[Records]
▬▬▬▬▬▬▬▬▬▬

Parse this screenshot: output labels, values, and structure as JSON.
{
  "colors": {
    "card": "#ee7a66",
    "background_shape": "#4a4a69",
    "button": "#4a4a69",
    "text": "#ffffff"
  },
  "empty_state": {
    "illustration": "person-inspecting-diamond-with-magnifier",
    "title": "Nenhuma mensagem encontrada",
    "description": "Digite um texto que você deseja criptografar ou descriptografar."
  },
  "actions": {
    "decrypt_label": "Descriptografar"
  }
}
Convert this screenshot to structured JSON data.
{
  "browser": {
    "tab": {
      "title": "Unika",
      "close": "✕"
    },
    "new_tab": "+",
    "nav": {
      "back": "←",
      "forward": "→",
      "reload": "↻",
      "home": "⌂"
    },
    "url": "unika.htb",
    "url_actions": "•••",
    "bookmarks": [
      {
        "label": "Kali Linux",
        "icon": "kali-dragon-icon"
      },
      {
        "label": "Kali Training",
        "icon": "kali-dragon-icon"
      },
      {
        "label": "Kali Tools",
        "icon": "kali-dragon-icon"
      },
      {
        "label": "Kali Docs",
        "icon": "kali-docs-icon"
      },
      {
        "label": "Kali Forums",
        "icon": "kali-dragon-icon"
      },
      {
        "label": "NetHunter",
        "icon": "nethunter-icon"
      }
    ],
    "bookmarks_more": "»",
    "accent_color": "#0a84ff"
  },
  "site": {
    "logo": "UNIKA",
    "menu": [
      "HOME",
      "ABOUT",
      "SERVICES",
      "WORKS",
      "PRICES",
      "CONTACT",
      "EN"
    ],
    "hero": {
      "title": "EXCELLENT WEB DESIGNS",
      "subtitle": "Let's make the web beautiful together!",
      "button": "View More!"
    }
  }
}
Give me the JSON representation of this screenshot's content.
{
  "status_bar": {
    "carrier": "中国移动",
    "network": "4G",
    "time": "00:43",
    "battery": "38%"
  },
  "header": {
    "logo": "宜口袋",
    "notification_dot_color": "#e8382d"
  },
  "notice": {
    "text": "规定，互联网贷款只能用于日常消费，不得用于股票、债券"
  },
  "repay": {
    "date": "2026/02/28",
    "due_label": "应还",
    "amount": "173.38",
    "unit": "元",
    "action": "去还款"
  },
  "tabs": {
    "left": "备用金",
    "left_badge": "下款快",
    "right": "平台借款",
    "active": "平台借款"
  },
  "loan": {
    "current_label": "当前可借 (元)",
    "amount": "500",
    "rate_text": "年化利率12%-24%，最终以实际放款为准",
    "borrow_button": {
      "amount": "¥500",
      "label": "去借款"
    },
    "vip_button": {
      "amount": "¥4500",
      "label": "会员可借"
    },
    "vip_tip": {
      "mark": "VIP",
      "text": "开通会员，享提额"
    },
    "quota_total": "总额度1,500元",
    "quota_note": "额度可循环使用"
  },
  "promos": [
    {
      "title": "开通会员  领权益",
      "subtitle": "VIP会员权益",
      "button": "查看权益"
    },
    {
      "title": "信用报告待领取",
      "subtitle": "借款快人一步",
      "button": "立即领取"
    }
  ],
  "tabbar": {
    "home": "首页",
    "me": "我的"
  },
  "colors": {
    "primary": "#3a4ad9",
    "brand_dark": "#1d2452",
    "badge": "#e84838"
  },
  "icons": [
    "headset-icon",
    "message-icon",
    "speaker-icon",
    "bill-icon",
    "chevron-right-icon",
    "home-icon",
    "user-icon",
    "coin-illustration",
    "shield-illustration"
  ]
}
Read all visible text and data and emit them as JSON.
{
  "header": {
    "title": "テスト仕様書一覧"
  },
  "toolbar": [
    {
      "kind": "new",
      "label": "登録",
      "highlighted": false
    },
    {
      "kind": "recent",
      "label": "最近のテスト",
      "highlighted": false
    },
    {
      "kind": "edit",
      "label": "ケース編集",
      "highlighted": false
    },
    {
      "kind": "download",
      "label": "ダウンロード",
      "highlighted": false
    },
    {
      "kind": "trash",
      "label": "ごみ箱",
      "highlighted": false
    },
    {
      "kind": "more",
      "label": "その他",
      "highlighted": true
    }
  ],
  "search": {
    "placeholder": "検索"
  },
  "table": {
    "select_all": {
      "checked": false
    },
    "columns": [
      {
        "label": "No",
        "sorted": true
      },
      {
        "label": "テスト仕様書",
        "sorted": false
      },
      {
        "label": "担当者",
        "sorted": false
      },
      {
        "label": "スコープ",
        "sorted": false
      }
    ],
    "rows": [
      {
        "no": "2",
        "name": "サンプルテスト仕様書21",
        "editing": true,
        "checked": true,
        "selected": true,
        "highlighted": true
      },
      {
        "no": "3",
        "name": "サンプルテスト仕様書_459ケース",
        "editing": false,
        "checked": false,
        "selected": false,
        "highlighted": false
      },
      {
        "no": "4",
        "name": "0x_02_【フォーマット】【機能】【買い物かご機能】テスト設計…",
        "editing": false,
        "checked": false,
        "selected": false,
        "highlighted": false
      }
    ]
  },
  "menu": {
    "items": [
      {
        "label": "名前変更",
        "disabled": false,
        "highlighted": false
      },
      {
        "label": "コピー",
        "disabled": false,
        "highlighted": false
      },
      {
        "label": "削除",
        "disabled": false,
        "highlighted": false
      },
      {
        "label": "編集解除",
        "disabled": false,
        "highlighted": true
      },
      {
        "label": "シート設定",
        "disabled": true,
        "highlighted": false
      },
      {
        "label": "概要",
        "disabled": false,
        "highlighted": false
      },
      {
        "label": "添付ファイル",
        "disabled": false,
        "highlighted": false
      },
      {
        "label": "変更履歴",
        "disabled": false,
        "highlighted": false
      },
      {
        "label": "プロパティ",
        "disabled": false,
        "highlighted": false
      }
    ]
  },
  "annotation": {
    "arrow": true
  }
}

▬▬▬▬▬▬▬▬▬▬

CHALLENGE:
Copy out each record from above, exactly.

FULL RESPONSE:
Parse this screenshot: output labels, values, and structure as JSON.
{
  "colors": {
    "card": "#ee7a66",
    "background_shape": "#4a4a69",
    "button": "#4a4a69",
    "text": "#ffffff"
  },
  "empty_state": {
    "illustration": "person-inspecting-diamond-with-magnifier",
    "title": "Nenhuma mensagem encontrada",
    "description": "Digite um texto que você deseja criptografar ou descriptografar."
  },
  "actions": {
    "decrypt_label": "Descriptografar"
  }
}
Convert this screenshot to structured JSON data.
{
  "browser": {
    "tab": {
      "title": "Unika",
      "close": "✕"
    },
    "new_tab": "+",
    "nav": {
      "back": "←",
      "forward": "→",
      "reload": "↻",
      "home": "⌂"
    },
    "url": "unika.htb",
    "url_actions": "•••",
    "bookmarks": [
      {
        "label": "Kali Linux",
        "icon": "kali-dragon-icon"
      },
      {
        "label": "Kali Training",
        "icon": "kali-dragon-icon"
      },
      {
        "label": "Kali Tools",
        "icon": "kali-dragon-icon"
      },
      {
        "label": "Kali Docs",
        "icon": "kali-docs-icon"
      },
      {
        "label": "Kali Forums",
        "icon": "kali-dragon-icon"
      },
      {
        "label": "NetHunter",
        "icon": "nethunter-icon"
      }
    ],
    "bookmarks_more": "»",
    "accent_color": "#0a84ff"
  },
  "site": {
    "logo": "UNIKA",
    "menu": [
      "HOME",
      "ABOUT",
      "SERVICES",
      "WORKS",
      "PRICES",
      "CONTACT",
      "EN"
    ],
    "hero": {
      "title": "EXCELLENT WEB DESIGNS",
      "subtitle": "Let's make the web beautiful together!",
      "button": "View More!"
    }
  }
}
Give me the JSON representation of this screenshot's content.
{
  "status_bar": {
    "carrier": "中国移动",
    "network": "4G",
    "time": "00:43",
    "battery": "38%"
  },
  "header": {
    "logo": "宜口袋",
    "notification_dot_color": "#e8382d"
  },
  "notice": {
    "text": "规定，互联网贷款只能用于日常消费，不得用于股票、债券"
  },
  "repay": {
    "date": "2026/02/28",
    "due_label": "应还",
    "amount": "173.38",
    "unit": "元",
    "action": "去还款"
  },
  "tabs": {
    "left": "备用金",
    "left_badge": "下款快",
    "right": "平台借款",
    "active": "平台借款"
  },
  "loan": {
    "current_label": "当前可借 (元)",
    "amount": "500",
    "rate_text": "年化利率12%-24%，最终以实际放款为准",
    "borrow_button": {
      "amount": "¥500",
      "label": "去借款"
    },
    "vip_button": {
      "amount": "¥4500",
      "label": "会员可借"
    },
    "vip_tip": {
      "mark": "VIP",
      "text": "开通会员，享提额"
    },
    "quota_total": "总额度1,500元",
    "quota_note": "额度可循环使用"
  },
  "promos": [
    {
      "title": "开通会员  领权益",
      "subtitle": "VIP会员权益",
      "button": "查看权益"
    },
    {
      "title": "信用报告待领取",
      "subtitle": "借款快人一步",
      "button": "立即领取"
    }
  ],
  "tabbar": {
    "home": "首页",
    "me": "我的"
  },
  "colors": {
    "primary": "#3a4ad9",
    "brand_dark": "#1d2452",
    "badge": "#e84838"
  },
  "icons": [
    "headset-icon",
    "message-icon",
    "speaker-icon",
    "bill-icon",
    "chevron-right-icon",
    "home-icon",
    "user-icon",
    "coin-illustration",
    "shield-illustration"
  ]
}
Read all visible text and data and emit them as JSON.
{
  "header": {
    "title": "テスト仕様書一覧"
  },
  "toolbar": [
    {
      "kind": "new",
      "label": "登録",
      "highlighted": false
    },
    {
      "kind": "recent",
      "label": "最近のテスト",
      "highlighted": false
    },
    {
      "kind": "edit",
      "label": "ケース編集",
      "highlighted": false
    },
    {
      "kind": "download",
      "label": "ダウンロード",
      "highlighted": false
    },
    {
      "kind": "trash",
      "label": "ごみ箱",
      "highlighted": false
    },
    {
      "kind": "more",
      "label": "その他",
      "highlighted": true
    }
  ],
  "search": {
    "placeholder": "検索"
  },
  "table": {
    "select_all": {
      "checked": false
    },
    "columns": [
      {
        "label": "No",
        "sorted": true
      },
      {
        "label": "テスト仕様書",
        "sorted": false
      },
      {
        "label": "担当者",
        "sorted": false
      },
      {
        "label": "スコープ",
        "sorted": false
      }
    ],
    "rows": [
      {
        "no": "2",
        "name": "サンプルテスト仕様書21",
        "editing": true,
        "checked": true,
        "selected": true,
        "highlighted": true
      },
      {
        "no": "3",
        "name": "サンプルテスト仕様書_459ケース",
        "editing": false,
        "checked": false,
        "selected": false,
        "highlighted": false
      },
      {
        "no": "4",
        "name": "0x_02_【フォーマット】【機能】【買い物かご機能】テスト設計…",
        "editing": false,
        "checked": false,
        "selected": false,
        "highlighted": false
      }
    ]
  },
  "menu": {
    "items": [
      {
        "label": "名前変更",
        "disabled": false,
        "highlighted": false
      },
      {
        "label": "コピー",
        "disabled": false,
        "highlighted": false
      },
      {
        "label": "削除",
        "disabled": false,
        "highlighted": false
      },
      {
        "label": "編集解除",
        "disabled": false,
        "highlighted": true
      },
      {
        "label": "シート設定",
        "disabled": true,
        "highlighted": false
      },
      {
        "label": "概要",
        "disabled": false,
        "highlighted": false
      },
      {
        "label": "添付ファイル",
        "disabled": false,
        "highlighted": false
      },
      {
        "label": "変更履歴",
        "disabled": false,
        "highlighted": false
      },
      {
        "label": "プロパティ",
        "disabled": false,
        "highlighted": false
      }
    ]
  },
  "annotation": {
    "arrow": true
  }
}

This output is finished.